• Aim
Each entry below is to be transcribed exactly.

• Records for the task
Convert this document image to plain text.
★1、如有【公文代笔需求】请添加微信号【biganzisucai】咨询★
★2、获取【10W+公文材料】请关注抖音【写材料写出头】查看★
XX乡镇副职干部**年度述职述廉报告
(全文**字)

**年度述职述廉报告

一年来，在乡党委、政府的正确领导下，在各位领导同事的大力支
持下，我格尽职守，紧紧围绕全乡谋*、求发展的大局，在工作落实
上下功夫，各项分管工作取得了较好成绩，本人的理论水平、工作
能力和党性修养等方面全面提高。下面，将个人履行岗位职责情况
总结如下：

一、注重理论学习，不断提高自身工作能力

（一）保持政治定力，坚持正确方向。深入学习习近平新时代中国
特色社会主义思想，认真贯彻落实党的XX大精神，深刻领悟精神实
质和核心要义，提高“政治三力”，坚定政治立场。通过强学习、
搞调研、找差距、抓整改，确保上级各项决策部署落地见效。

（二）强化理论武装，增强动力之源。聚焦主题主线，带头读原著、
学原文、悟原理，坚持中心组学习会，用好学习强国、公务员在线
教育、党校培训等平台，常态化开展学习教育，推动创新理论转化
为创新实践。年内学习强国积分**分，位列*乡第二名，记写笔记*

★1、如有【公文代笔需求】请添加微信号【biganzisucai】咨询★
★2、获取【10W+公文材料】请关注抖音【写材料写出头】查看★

• Task answer
Convert this document image to plain text.
★1、如有【公文代笔需求】请添加微信号【biganzisucai】咨询★
★2、获取【10W+公文材料】请关注抖音【写材料写出头】查看★
XX乡镇副职干部**年度述职述廉报告
(全文**字)

**年度述职述廉报告

一年来，在乡党委、政府的正确领导下，在各位领导同事的大力支
持下，我格尽职守，紧紧围绕全乡谋*、求发展的大局，在工作落实
上下功夫，各项分管工作取得了较好成绩，本人的理论水平、工作
能力和党性修养等方面全面提高。下面，将个人履行岗位职责情况
总结如下：

一、注重理论学习，不断提高自身工作能力

（一）保持政治定力，坚持正确方向。深入学习习近平新时代中国
特色社会主义思想，认真贯彻落实党的XX大精神，深刻领悟精神实
质和核心要义，提高“政治三力”，坚定政治立场。通过强学习、
搞调研、找差距、抓整改，确保上级各项决策部署落地见效。

（二）强化理论武装，增强动力之源。聚焦主题主线，带头读原著、
学原文、悟原理，坚持中心组学习会，用好学习强国、公务员在线
教育、党校培训等平台，常态化开展学习教育，推动创新理论转化
为创新实践。年内学习强国积分**分，位列*乡第二名，记写笔记*

★1、如有【公文代笔需求】请添加微信号【biganzisucai】咨询★
★2、获取【10W+公文材料】请关注抖音【写材料写出头】查看★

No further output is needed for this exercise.